Task to carry out :: Each entry below is to be given again word for word, with no pictures.

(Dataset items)
--- Begin ---

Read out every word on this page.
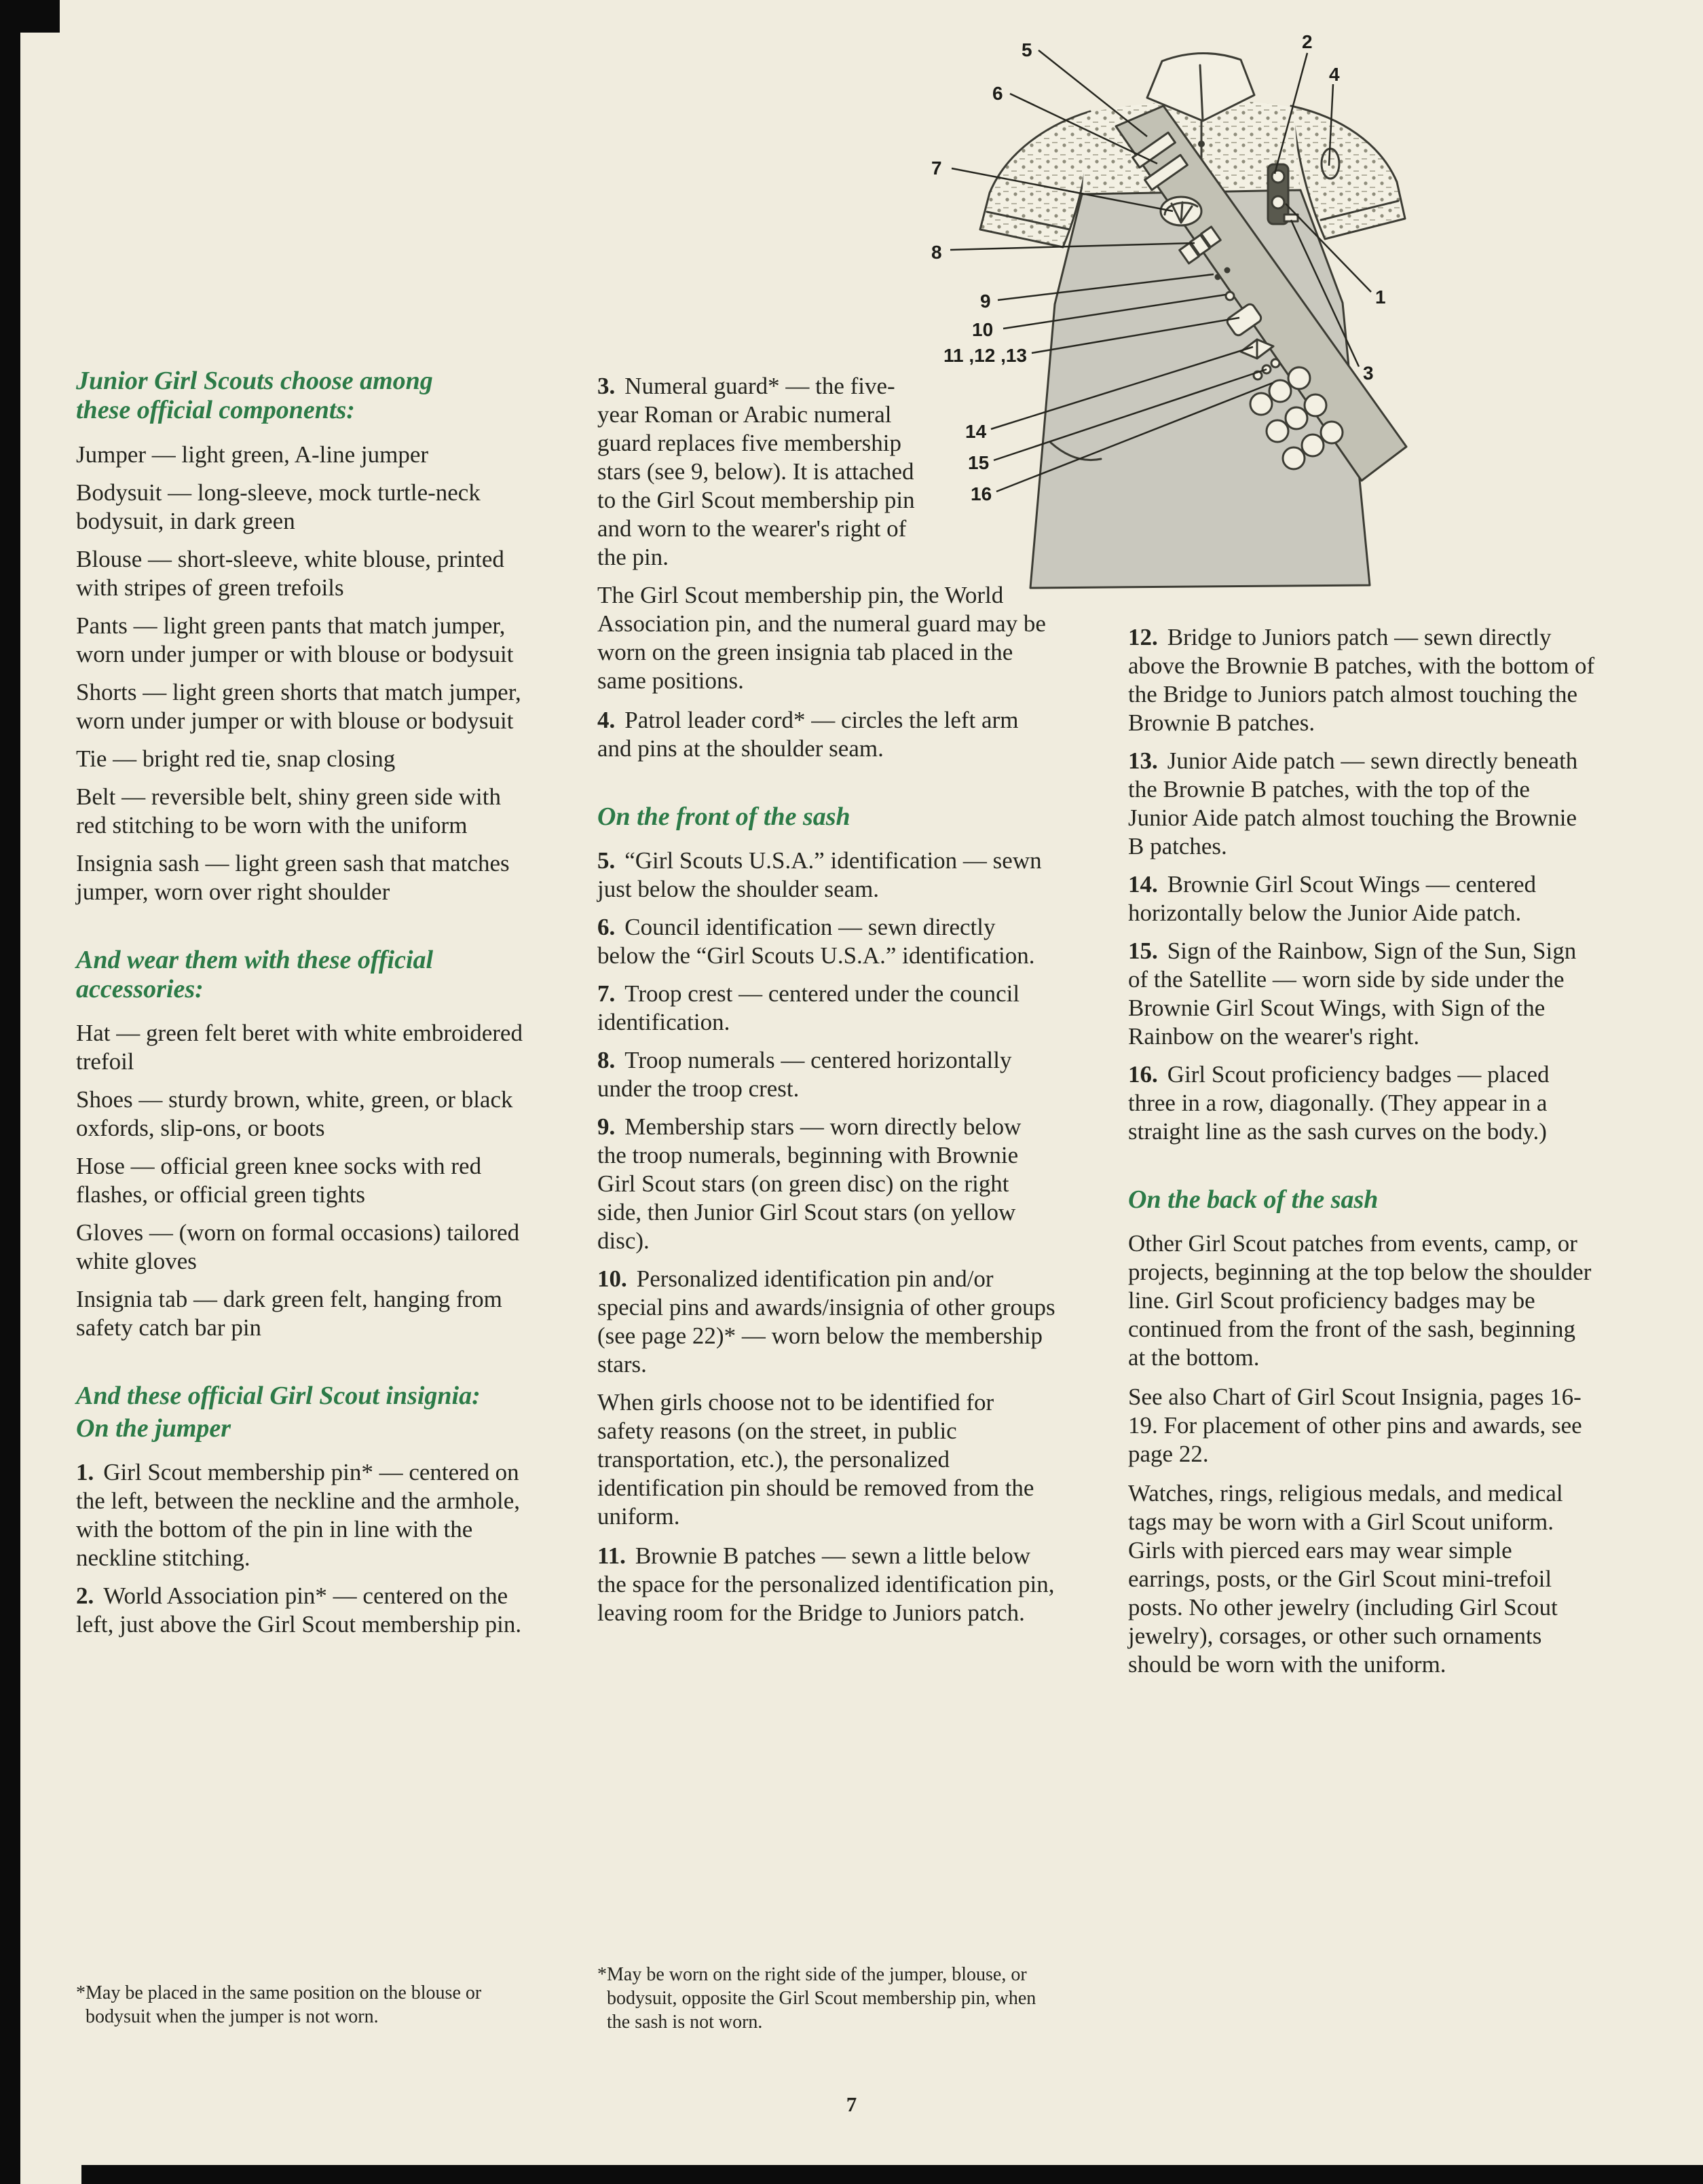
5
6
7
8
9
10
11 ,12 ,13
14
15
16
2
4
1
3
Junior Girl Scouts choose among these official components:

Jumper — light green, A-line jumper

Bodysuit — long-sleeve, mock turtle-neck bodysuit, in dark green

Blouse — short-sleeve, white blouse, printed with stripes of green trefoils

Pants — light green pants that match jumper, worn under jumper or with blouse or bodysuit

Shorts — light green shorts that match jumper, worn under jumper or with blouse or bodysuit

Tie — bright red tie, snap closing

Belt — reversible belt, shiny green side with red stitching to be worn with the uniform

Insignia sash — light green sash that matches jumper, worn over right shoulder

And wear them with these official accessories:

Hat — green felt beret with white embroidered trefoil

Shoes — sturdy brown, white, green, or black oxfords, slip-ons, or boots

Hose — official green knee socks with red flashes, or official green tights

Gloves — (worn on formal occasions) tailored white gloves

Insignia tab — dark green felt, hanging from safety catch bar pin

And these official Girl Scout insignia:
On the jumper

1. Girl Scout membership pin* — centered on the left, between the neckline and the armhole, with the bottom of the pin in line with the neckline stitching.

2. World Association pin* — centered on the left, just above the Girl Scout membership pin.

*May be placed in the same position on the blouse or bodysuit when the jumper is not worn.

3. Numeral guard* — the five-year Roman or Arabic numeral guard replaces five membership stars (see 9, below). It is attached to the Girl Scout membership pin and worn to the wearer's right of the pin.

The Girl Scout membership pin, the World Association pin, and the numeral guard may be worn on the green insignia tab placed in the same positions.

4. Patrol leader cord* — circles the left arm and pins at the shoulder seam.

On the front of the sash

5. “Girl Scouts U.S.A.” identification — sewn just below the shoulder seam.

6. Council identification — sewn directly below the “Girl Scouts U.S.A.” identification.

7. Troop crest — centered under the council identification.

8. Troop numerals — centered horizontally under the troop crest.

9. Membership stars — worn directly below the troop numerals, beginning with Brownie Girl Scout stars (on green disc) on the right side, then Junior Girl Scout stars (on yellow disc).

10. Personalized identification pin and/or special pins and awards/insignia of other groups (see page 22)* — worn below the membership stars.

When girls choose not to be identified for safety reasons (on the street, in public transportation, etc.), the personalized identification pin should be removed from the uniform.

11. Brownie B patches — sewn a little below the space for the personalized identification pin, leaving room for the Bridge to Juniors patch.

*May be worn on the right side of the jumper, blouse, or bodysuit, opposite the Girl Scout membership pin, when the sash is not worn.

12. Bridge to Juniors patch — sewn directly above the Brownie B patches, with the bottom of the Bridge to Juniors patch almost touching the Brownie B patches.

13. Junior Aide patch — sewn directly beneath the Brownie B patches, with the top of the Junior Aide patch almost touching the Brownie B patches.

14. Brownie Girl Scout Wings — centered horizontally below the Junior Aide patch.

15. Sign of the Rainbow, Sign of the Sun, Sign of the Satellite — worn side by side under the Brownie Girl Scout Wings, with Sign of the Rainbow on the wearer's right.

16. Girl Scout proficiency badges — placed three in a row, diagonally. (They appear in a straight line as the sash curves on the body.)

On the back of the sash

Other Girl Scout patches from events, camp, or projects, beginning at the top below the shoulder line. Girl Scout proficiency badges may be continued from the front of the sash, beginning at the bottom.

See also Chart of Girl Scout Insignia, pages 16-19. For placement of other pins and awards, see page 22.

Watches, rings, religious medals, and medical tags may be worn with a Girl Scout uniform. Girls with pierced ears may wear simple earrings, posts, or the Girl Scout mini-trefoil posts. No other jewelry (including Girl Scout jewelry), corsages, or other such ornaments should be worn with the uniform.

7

--- End ---

The response ::
Read out every word on this page.
5
6
7
8
9
10
11 ,12 ,13
14
15
16
2
4
1
3
Junior Girl Scouts choose among these official components:

Jumper — light green, A-line jumper

Bodysuit — long-sleeve, mock turtle-neck bodysuit, in dark green

Blouse — short-sleeve, white blouse, printed with stripes of green trefoils

Pants — light green pants that match jumper, worn under jumper or with blouse or bodysuit

Shorts — light green shorts that match jumper, worn under jumper or with blouse or bodysuit

Tie — bright red tie, snap closing

Belt — reversible belt, shiny green side with red stitching to be worn with the uniform

Insignia sash — light green sash that matches jumper, worn over right shoulder

And wear them with these official accessories:

Hat — green felt beret with white embroidered trefoil

Shoes — sturdy brown, white, green, or black oxfords, slip-ons, or boots

Hose — official green knee socks with red flashes, or official green tights

Gloves — (worn on formal occasions) tailored white gloves

Insignia tab — dark green felt, hanging from safety catch bar pin

And these official Girl Scout insignia:
On the jumper

1. Girl Scout membership pin* — centered on the left, between the neckline and the armhole, with the bottom of the pin in line with the neckline stitching.

2. World Association pin* — centered on the left, just above the Girl Scout membership pin.

*May be placed in the same position on the blouse or bodysuit when the jumper is not worn.

3. Numeral guard* — the five-year Roman or Arabic numeral guard replaces five membership stars (see 9, below). It is attached to the Girl Scout membership pin and worn to the wearer's right of the pin.

The Girl Scout membership pin, the World Association pin, and the numeral guard may be worn on the green insignia tab placed in the same positions.

4. Patrol leader cord* — circles the left arm and pins at the shoulder seam.

On the front of the sash

5. “Girl Scouts U.S.A.” identification — sewn just below the shoulder seam.

6. Council identification — sewn directly below the “Girl Scouts U.S.A.” identification.

7. Troop crest — centered under the council identification.

8. Troop numerals — centered horizontally under the troop crest.

9. Membership stars — worn directly below the troop numerals, beginning with Brownie Girl Scout stars (on green disc) on the right side, then Junior Girl Scout stars (on yellow disc).

10. Personalized identification pin and/or special pins and awards/insignia of other groups (see page 22)* — worn below the membership stars.

When girls choose not to be identified for safety reasons (on the street, in public transportation, etc.), the personalized identification pin should be removed from the uniform.

11. Brownie B patches — sewn a little below the space for the personalized identification pin, leaving room for the Bridge to Juniors patch.

*May be worn on the right side of the jumper, blouse, or bodysuit, opposite the Girl Scout membership pin, when the sash is not worn.

12. Bridge to Juniors patch — sewn directly above the Brownie B patches, with the bottom of the Bridge to Juniors patch almost touching the Brownie B patches.

13. Junior Aide patch — sewn directly beneath the Brownie B patches, with the top of the Junior Aide patch almost touching the Brownie B patches.

14. Brownie Girl Scout Wings — centered horizontally below the Junior Aide patch.

15. Sign of the Rainbow, Sign of the Sun, Sign of the Satellite — worn side by side under the Brownie Girl Scout Wings, with Sign of the Rainbow on the wearer's right.

16. Girl Scout proficiency badges — placed three in a row, diagonally. (They appear in a straight line as the sash curves on the body.)

On the back of the sash

Other Girl Scout patches from events, camp, or projects, beginning at the top below the shoulder line. Girl Scout proficiency badges may be continued from the front of the sash, beginning at the bottom.

See also Chart of Girl Scout Insignia, pages 16-19. For placement of other pins and awards, see page 22.

Watches, rings, religious medals, and medical tags may be worn with a Girl Scout uniform. Girls with pierced ears may wear simple earrings, posts, or the Girl Scout mini-trefoil posts. No other jewelry (including Girl Scout jewelry), corsages, or other such ornaments should be worn with the uniform.

7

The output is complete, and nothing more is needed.